- **Exercise instructions**
Each entry below is to be extracted exactly.

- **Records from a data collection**
--- START ---

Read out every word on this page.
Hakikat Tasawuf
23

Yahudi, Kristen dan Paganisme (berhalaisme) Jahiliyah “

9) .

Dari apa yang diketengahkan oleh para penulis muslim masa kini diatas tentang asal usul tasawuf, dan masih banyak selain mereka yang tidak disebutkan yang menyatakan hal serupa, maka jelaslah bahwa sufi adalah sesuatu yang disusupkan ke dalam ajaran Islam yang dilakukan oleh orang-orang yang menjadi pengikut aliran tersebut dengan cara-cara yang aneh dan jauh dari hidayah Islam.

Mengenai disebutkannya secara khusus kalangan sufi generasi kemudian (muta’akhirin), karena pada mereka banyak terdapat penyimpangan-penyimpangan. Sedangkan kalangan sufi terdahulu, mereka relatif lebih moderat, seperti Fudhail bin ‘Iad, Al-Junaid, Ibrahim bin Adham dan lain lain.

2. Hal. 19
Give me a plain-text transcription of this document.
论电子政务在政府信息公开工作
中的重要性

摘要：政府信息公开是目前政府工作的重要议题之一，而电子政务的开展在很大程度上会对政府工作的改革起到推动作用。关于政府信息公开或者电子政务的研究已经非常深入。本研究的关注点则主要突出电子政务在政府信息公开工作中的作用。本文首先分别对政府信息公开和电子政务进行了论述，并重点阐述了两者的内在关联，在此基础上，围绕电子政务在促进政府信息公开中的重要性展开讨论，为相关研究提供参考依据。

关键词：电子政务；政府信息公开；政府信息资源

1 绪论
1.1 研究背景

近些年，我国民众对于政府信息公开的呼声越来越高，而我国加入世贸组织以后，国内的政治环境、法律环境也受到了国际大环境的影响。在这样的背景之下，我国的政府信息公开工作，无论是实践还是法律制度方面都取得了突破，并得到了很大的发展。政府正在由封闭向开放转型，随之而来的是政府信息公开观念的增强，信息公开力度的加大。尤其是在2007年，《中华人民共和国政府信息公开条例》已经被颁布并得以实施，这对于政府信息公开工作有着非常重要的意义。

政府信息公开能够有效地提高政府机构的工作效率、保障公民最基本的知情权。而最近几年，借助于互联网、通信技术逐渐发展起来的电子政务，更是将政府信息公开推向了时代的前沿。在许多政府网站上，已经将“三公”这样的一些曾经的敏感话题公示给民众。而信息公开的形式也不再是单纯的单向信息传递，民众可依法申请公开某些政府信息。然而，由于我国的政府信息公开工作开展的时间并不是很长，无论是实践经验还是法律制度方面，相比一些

--- END ---

- **Reply**
Read out every word on this page.
Hakikat Tasawuf
23

Yahudi, Kristen dan Paganisme (berhalaisme) Jahiliyah “

9) .

Dari apa yang diketengahkan oleh para penulis muslim masa kini diatas tentang asal usul tasawuf, dan masih banyak selain mereka yang tidak disebutkan yang menyatakan hal serupa, maka jelaslah bahwa sufi adalah sesuatu yang disusupkan ke dalam ajaran Islam yang dilakukan oleh orang-orang yang menjadi pengikut aliran tersebut dengan cara-cara yang aneh dan jauh dari hidayah Islam.

Mengenai disebutkannya secara khusus kalangan sufi generasi kemudian (muta’akhirin), karena pada mereka banyak terdapat penyimpangan-penyimpangan. Sedangkan kalangan sufi terdahulu, mereka relatif lebih moderat, seperti Fudhail bin ‘Iad, Al-Junaid, Ibrahim bin Adham dan lain lain.

2. Hal. 19
Give me a plain-text transcription of this document.
论电子政务在政府信息公开工作
中的重要性

摘要：政府信息公开是目前政府工作的重要议题之一，而电子政务的开展在很大程度上会对政府工作的改革起到推动作用。关于政府信息公开或者电子政务的研究已经非常深入。本研究的关注点则主要突出电子政务在政府信息公开工作中的作用。本文首先分别对政府信息公开和电子政务进行了论述，并重点阐述了两者的内在关联，在此基础上，围绕电子政务在促进政府信息公开中的重要性展开讨论，为相关研究提供参考依据。

关键词：电子政务；政府信息公开；政府信息资源

1 绪论
1.1 研究背景

近些年，我国民众对于政府信息公开的呼声越来越高，而我国加入世贸组织以后，国内的政治环境、法律环境也受到了国际大环境的影响。在这样的背景之下，我国的政府信息公开工作，无论是实践还是法律制度方面都取得了突破，并得到了很大的发展。政府正在由封闭向开放转型，随之而来的是政府信息公开观念的增强，信息公开力度的加大。尤其是在2007年，《中华人民共和国政府信息公开条例》已经被颁布并得以实施，这对于政府信息公开工作有着非常重要的意义。

政府信息公开能够有效地提高政府机构的工作效率、保障公民最基本的知情权。而最近几年，借助于互联网、通信技术逐渐发展起来的电子政务，更是将政府信息公开推向了时代的前沿。在许多政府网站上，已经将“三公”这样的一些曾经的敏感话题公示给民众。而信息公开的形式也不再是单纯的单向信息传递，民众可依法申请公开某些政府信息。然而，由于我国的政府信息公开工作开展的时间并不是很长，无论是实践经验还是法律制度方面，相比一些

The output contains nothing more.